EXERCISE
Copy each of the following items back word for word, keeping every line as it appears.

★ ★ ★ ★

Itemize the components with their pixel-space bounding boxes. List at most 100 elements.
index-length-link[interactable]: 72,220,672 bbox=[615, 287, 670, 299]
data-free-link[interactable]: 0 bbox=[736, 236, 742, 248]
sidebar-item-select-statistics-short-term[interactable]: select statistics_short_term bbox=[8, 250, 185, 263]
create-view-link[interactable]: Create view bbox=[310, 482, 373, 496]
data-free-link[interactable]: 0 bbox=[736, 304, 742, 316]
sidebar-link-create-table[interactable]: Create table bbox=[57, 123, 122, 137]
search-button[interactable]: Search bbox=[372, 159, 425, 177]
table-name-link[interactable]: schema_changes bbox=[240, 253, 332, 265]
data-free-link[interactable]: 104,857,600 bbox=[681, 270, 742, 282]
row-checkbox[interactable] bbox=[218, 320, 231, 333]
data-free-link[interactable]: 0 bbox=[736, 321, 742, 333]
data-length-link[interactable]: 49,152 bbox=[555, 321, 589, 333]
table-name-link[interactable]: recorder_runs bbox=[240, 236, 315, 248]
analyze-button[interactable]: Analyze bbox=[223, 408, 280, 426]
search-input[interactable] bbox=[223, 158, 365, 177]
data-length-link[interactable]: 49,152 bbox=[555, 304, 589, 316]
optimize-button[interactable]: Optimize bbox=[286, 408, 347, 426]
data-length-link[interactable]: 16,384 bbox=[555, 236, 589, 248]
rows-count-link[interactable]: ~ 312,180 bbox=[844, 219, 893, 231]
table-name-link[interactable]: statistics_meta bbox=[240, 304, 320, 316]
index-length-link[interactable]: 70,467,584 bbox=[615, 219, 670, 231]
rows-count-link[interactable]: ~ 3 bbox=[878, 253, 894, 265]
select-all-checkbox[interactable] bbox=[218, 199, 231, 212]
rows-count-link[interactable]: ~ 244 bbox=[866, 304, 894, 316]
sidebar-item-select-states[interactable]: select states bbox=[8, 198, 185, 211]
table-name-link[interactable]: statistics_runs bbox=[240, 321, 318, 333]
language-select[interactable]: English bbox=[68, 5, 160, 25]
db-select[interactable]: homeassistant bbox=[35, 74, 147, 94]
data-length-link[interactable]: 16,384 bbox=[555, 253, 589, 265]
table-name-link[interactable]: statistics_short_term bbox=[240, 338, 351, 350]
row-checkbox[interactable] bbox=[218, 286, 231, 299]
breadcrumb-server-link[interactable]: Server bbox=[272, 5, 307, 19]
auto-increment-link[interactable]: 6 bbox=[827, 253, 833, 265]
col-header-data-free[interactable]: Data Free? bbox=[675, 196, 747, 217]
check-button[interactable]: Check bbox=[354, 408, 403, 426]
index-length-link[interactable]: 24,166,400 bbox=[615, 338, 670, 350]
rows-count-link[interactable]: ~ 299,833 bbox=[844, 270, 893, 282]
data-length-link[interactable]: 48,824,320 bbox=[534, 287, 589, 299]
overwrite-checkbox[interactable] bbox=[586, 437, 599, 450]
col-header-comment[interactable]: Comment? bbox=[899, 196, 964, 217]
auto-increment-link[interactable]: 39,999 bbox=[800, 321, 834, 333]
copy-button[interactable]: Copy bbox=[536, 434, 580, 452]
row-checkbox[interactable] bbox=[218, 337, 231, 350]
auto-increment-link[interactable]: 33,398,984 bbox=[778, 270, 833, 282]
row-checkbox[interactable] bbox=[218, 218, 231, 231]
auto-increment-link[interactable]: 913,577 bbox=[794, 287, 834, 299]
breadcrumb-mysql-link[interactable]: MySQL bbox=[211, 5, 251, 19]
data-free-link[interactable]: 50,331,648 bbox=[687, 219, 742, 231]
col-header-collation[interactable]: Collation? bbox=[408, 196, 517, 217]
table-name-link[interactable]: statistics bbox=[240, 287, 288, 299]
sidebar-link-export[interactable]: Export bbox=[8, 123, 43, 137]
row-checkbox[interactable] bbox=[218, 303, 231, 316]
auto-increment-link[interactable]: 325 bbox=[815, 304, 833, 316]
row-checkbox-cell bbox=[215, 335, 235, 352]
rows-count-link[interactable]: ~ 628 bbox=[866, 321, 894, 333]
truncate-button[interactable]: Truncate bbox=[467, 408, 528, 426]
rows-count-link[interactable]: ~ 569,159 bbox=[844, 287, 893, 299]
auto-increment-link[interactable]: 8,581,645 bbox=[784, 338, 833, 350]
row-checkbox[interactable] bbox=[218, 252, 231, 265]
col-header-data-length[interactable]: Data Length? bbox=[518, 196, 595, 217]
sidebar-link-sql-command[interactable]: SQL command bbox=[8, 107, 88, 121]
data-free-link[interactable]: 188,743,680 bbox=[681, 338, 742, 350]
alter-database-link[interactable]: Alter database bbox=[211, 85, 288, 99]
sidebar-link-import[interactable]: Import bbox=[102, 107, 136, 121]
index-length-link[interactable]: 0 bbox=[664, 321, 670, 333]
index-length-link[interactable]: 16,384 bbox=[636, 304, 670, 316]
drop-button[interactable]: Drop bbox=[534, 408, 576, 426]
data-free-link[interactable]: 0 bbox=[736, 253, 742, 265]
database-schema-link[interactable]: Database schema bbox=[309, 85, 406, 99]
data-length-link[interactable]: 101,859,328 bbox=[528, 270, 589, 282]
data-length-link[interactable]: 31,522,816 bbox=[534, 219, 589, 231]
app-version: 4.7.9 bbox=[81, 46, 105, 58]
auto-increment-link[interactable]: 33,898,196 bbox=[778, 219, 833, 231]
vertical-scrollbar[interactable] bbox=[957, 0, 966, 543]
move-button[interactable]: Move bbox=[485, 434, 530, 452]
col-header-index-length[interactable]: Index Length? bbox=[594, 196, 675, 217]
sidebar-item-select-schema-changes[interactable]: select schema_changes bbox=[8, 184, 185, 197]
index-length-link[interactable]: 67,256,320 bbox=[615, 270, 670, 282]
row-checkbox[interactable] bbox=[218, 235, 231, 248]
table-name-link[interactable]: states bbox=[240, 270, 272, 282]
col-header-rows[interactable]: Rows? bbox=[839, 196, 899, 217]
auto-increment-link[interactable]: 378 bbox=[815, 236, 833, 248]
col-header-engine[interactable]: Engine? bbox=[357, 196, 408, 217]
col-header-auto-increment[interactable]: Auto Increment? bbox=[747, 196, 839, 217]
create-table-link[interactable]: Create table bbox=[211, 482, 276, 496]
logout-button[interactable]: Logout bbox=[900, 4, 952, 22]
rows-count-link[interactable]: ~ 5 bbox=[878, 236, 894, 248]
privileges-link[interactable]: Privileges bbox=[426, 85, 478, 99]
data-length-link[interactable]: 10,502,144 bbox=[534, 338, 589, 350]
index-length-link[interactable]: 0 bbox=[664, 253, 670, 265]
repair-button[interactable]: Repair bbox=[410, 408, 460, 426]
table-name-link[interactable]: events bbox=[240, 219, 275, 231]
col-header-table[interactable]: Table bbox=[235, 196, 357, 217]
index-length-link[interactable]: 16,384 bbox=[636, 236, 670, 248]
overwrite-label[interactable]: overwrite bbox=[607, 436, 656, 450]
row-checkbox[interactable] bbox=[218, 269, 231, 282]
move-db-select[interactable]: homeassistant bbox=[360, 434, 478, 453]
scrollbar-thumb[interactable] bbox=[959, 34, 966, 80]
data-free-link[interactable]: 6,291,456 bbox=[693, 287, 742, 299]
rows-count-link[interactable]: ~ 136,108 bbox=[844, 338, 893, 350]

★ ★ ★ ★

ANSWER IN FULL
Itemize the components with their pixel-space bounding boxes. List at most 100 elements.
index-length-link[interactable]: 72,220,672 bbox=[615, 287, 670, 299]
data-free-link[interactable]: 0 bbox=[736, 236, 742, 248]
sidebar-item-select-statistics-short-term[interactable]: select statistics_short_term bbox=[8, 250, 185, 263]
create-view-link[interactable]: Create view bbox=[310, 482, 373, 496]
data-free-link[interactable]: 0 bbox=[736, 304, 742, 316]
sidebar-link-create-table[interactable]: Create table bbox=[57, 123, 122, 137]
search-button[interactable]: Search bbox=[372, 159, 425, 177]
table-name-link[interactable]: schema_changes bbox=[240, 253, 332, 265]
data-free-link[interactable]: 104,857,600 bbox=[681, 270, 742, 282]
row-checkbox[interactable] bbox=[218, 320, 231, 333]
data-free-link[interactable]: 0 bbox=[736, 321, 742, 333]
data-length-link[interactable]: 49,152 bbox=[555, 321, 589, 333]
table-name-link[interactable]: recorder_runs bbox=[240, 236, 315, 248]
analyze-button[interactable]: Analyze bbox=[223, 408, 280, 426]
search-input[interactable] bbox=[223, 158, 365, 177]
data-length-link[interactable]: 49,152 bbox=[555, 304, 589, 316]
optimize-button[interactable]: Optimize bbox=[286, 408, 347, 426]
data-length-link[interactable]: 16,384 bbox=[555, 236, 589, 248]
rows-count-link[interactable]: ~ 312,180 bbox=[844, 219, 893, 231]
table-name-link[interactable]: statistics_meta bbox=[240, 304, 320, 316]
index-length-link[interactable]: 70,467,584 bbox=[615, 219, 670, 231]
rows-count-link[interactable]: ~ 3 bbox=[878, 253, 894, 265]
select-all-checkbox[interactable] bbox=[218, 199, 231, 212]
rows-count-link[interactable]: ~ 244 bbox=[866, 304, 894, 316]
sidebar-item-select-states[interactable]: select states bbox=[8, 198, 185, 211]
table-name-link[interactable]: statistics_runs bbox=[240, 321, 318, 333]
language-select[interactable]: English bbox=[68, 5, 160, 25]
db-select[interactable]: homeassistant bbox=[35, 74, 147, 94]
data-length-link[interactable]: 16,384 bbox=[555, 253, 589, 265]
table-name-link[interactable]: statistics_short_term bbox=[240, 338, 351, 350]
row-checkbox[interactable] bbox=[218, 286, 231, 299]
breadcrumb-server-link[interactable]: Server bbox=[272, 5, 307, 19]
auto-increment-link[interactable]: 6 bbox=[827, 253, 833, 265]
col-header-data-free[interactable]: Data Free? bbox=[675, 196, 747, 217]
check-button[interactable]: Check bbox=[354, 408, 403, 426]
index-length-link[interactable]: 24,166,400 bbox=[615, 338, 670, 350]
rows-count-link[interactable]: ~ 299,833 bbox=[844, 270, 893, 282]
data-length-link[interactable]: 48,824,320 bbox=[534, 287, 589, 299]
overwrite-checkbox[interactable] bbox=[586, 437, 599, 450]
col-header-comment[interactable]: Comment? bbox=[899, 196, 964, 217]
auto-increment-link[interactable]: 39,999 bbox=[800, 321, 834, 333]
copy-button[interactable]: Copy bbox=[536, 434, 580, 452]
row-checkbox[interactable] bbox=[218, 337, 231, 350]
auto-increment-link[interactable]: 33,398,984 bbox=[778, 270, 833, 282]
row-checkbox[interactable] bbox=[218, 218, 231, 231]
auto-increment-link[interactable]: 913,577 bbox=[794, 287, 834, 299]
breadcrumb-mysql-link[interactable]: MySQL bbox=[211, 5, 251, 19]
data-free-link[interactable]: 50,331,648 bbox=[687, 219, 742, 231]
col-header-collation[interactable]: Collation? bbox=[408, 196, 517, 217]
table-name-link[interactable]: statistics bbox=[240, 287, 288, 299]
sidebar-link-export[interactable]: Export bbox=[8, 123, 43, 137]
row-checkbox[interactable] bbox=[218, 303, 231, 316]
auto-increment-link[interactable]: 325 bbox=[815, 304, 833, 316]
row-checkbox-cell bbox=[215, 335, 235, 352]
rows-count-link[interactable]: ~ 628 bbox=[866, 321, 894, 333]
truncate-button[interactable]: Truncate bbox=[467, 408, 528, 426]
rows-count-link[interactable]: ~ 569,159 bbox=[844, 287, 893, 299]
auto-increment-link[interactable]: 8,581,645 bbox=[784, 338, 833, 350]
row-checkbox[interactable] bbox=[218, 252, 231, 265]
col-header-data-length[interactable]: Data Length? bbox=[518, 196, 595, 217]
sidebar-link-sql-command[interactable]: SQL command bbox=[8, 107, 88, 121]
data-free-link[interactable]: 188,743,680 bbox=[681, 338, 742, 350]
alter-database-link[interactable]: Alter database bbox=[211, 85, 288, 99]
sidebar-link-import[interactable]: Import bbox=[102, 107, 136, 121]
index-length-link[interactable]: 0 bbox=[664, 321, 670, 333]
index-length-link[interactable]: 16,384 bbox=[636, 304, 670, 316]
drop-button[interactable]: Drop bbox=[534, 408, 576, 426]
data-free-link[interactable]: 0 bbox=[736, 253, 742, 265]
database-schema-link[interactable]: Database schema bbox=[309, 85, 406, 99]
data-length-link[interactable]: 101,859,328 bbox=[528, 270, 589, 282]
data-length-link[interactable]: 31,522,816 bbox=[534, 219, 589, 231]
app-version: 4.7.9 bbox=[81, 46, 105, 58]
auto-increment-link[interactable]: 33,898,196 bbox=[778, 219, 833, 231]
vertical-scrollbar[interactable] bbox=[957, 0, 966, 543]
move-button[interactable]: Move bbox=[485, 434, 530, 452]
col-header-index-length[interactable]: Index Length? bbox=[594, 196, 675, 217]
sidebar-item-select-schema-changes[interactable]: select schema_changes bbox=[8, 184, 185, 197]
index-length-link[interactable]: 67,256,320 bbox=[615, 270, 670, 282]
row-checkbox[interactable] bbox=[218, 235, 231, 248]
table-name-link[interactable]: states bbox=[240, 270, 272, 282]
col-header-rows[interactable]: Rows? bbox=[839, 196, 899, 217]
auto-increment-link[interactable]: 378 bbox=[815, 236, 833, 248]
col-header-engine[interactable]: Engine? bbox=[357, 196, 408, 217]
col-header-auto-increment[interactable]: Auto Increment? bbox=[747, 196, 839, 217]
create-table-link[interactable]: Create table bbox=[211, 482, 276, 496]
logout-button[interactable]: Logout bbox=[900, 4, 952, 22]
rows-count-link[interactable]: ~ 5 bbox=[878, 236, 894, 248]
privileges-link[interactable]: Privileges bbox=[426, 85, 478, 99]
data-length-link[interactable]: 10,502,144 bbox=[534, 338, 589, 350]
index-length-link[interactable]: 0 bbox=[664, 253, 670, 265]
repair-button[interactable]: Repair bbox=[410, 408, 460, 426]
table-name-link[interactable]: events bbox=[240, 219, 275, 231]
col-header-table[interactable]: Table bbox=[235, 196, 357, 217]
index-length-link[interactable]: 16,384 bbox=[636, 236, 670, 248]
overwrite-label[interactable]: overwrite bbox=[607, 436, 656, 450]
row-checkbox[interactable] bbox=[218, 269, 231, 282]
move-db-select[interactable]: homeassistant bbox=[360, 434, 478, 453]
scrollbar-thumb[interactable] bbox=[959, 34, 966, 80]
data-free-link[interactable]: 6,291,456 bbox=[693, 287, 742, 299]
rows-count-link[interactable]: ~ 136,108 bbox=[844, 338, 893, 350]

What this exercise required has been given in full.